== Input data ==

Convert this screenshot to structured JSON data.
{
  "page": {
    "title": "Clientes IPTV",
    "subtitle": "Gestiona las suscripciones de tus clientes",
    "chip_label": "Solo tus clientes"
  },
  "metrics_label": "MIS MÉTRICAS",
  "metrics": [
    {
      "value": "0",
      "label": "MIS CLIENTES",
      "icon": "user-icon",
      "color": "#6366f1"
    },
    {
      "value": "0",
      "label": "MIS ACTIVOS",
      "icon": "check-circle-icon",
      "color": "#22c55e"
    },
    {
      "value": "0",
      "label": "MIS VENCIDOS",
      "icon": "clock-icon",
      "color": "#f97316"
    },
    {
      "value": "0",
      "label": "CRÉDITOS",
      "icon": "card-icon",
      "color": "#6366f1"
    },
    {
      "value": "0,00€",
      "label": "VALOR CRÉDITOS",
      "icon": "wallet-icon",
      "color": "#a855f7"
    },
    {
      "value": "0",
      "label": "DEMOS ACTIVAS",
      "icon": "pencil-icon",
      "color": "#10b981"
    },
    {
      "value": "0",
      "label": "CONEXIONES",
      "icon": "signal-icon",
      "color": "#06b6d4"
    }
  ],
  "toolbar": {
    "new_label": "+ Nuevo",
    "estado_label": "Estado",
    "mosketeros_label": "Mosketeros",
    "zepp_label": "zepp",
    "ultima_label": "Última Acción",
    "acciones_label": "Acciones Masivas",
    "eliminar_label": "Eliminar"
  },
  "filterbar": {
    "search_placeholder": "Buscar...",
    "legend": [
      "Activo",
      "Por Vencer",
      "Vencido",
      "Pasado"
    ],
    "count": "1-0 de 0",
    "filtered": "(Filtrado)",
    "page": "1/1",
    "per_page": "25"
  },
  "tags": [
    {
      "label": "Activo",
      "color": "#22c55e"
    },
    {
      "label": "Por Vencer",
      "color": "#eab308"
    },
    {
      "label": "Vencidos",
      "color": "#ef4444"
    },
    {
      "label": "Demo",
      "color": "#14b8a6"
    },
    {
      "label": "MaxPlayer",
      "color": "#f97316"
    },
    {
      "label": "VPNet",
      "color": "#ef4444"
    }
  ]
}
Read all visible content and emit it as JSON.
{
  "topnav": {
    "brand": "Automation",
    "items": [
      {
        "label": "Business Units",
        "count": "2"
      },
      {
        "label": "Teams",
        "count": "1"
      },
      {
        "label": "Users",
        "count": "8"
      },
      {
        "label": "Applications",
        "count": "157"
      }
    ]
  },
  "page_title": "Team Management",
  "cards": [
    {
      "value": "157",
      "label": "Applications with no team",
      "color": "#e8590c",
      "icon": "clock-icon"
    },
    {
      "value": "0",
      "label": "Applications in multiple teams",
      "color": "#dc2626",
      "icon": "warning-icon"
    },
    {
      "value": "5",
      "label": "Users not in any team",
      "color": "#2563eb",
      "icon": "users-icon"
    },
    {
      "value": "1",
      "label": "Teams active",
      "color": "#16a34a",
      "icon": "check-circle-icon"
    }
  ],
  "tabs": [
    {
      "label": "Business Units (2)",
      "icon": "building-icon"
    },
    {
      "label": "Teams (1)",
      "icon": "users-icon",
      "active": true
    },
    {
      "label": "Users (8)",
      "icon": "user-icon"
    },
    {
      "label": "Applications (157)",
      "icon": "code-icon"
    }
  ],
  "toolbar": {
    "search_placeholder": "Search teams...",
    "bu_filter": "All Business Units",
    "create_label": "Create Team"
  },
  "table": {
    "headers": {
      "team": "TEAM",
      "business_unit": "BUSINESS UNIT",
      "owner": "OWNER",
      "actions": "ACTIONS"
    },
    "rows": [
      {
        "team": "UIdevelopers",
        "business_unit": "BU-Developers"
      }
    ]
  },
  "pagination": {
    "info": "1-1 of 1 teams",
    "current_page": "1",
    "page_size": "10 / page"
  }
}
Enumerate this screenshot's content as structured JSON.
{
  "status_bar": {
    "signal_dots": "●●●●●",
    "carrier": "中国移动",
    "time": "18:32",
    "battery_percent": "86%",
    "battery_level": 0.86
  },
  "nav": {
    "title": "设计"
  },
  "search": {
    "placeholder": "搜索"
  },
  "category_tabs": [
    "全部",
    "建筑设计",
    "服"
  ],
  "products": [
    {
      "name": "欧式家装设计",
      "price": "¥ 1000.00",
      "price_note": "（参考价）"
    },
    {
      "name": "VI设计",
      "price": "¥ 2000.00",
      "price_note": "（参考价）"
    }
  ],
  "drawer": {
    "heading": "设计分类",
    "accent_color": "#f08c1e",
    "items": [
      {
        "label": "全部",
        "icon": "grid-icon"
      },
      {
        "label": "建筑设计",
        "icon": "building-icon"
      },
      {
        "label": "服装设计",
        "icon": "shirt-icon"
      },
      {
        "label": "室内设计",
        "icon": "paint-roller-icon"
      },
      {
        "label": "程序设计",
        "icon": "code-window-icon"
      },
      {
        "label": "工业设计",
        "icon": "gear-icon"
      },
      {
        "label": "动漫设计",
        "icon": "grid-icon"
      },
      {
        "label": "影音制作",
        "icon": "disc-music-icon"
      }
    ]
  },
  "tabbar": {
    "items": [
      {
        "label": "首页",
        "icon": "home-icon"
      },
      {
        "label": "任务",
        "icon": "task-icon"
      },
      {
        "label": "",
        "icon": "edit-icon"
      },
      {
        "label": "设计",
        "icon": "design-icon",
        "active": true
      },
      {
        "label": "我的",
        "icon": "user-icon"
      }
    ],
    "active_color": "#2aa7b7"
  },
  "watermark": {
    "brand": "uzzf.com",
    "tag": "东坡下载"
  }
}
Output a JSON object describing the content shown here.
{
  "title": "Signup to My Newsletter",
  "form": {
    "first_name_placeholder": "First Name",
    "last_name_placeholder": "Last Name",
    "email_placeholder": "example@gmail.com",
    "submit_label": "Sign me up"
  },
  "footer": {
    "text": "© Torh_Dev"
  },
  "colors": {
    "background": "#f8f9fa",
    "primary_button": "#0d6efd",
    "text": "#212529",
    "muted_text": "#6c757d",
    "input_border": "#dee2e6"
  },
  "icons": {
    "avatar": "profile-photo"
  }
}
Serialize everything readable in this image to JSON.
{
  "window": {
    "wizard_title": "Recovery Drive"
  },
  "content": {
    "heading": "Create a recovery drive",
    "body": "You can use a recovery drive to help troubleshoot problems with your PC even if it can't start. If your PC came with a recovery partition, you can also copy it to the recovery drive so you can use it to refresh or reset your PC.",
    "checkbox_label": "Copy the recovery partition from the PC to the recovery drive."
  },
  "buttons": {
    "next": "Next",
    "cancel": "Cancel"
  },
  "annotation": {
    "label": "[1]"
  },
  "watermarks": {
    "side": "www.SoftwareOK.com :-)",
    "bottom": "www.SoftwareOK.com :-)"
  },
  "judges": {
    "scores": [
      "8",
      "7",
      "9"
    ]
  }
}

===

• **What you have to do**
Set out exactly the run of lines that begins at the line holding "Serialize everything readable" and ends at the last line of the data.

• **Solution**
Serialize everything readable in this image to JSON.
{
  "window": {
    "wizard_title": "Recovery Drive"
  },
  "content": {
    "heading": "Create a recovery drive",
    "body": "You can use a recovery drive to help troubleshoot problems with your PC even if it can't start. If your PC came with a recovery partition, you can also copy it to the recovery drive so you can use it to refresh or reset your PC.",
    "checkbox_label": "Copy the recovery partition from the PC to the recovery drive."
  },
  "buttons": {
    "next": "Next",
    "cancel": "Cancel"
  },
  "annotation": {
    "label": "[1]"
  },
  "watermarks": {
    "side": "www.SoftwareOK.com :-)",
    "bottom": "www.SoftwareOK.com :-)"
  },
  "judges": {
    "scores": [
      "8",
      "7",
      "9"
    ]
  }
}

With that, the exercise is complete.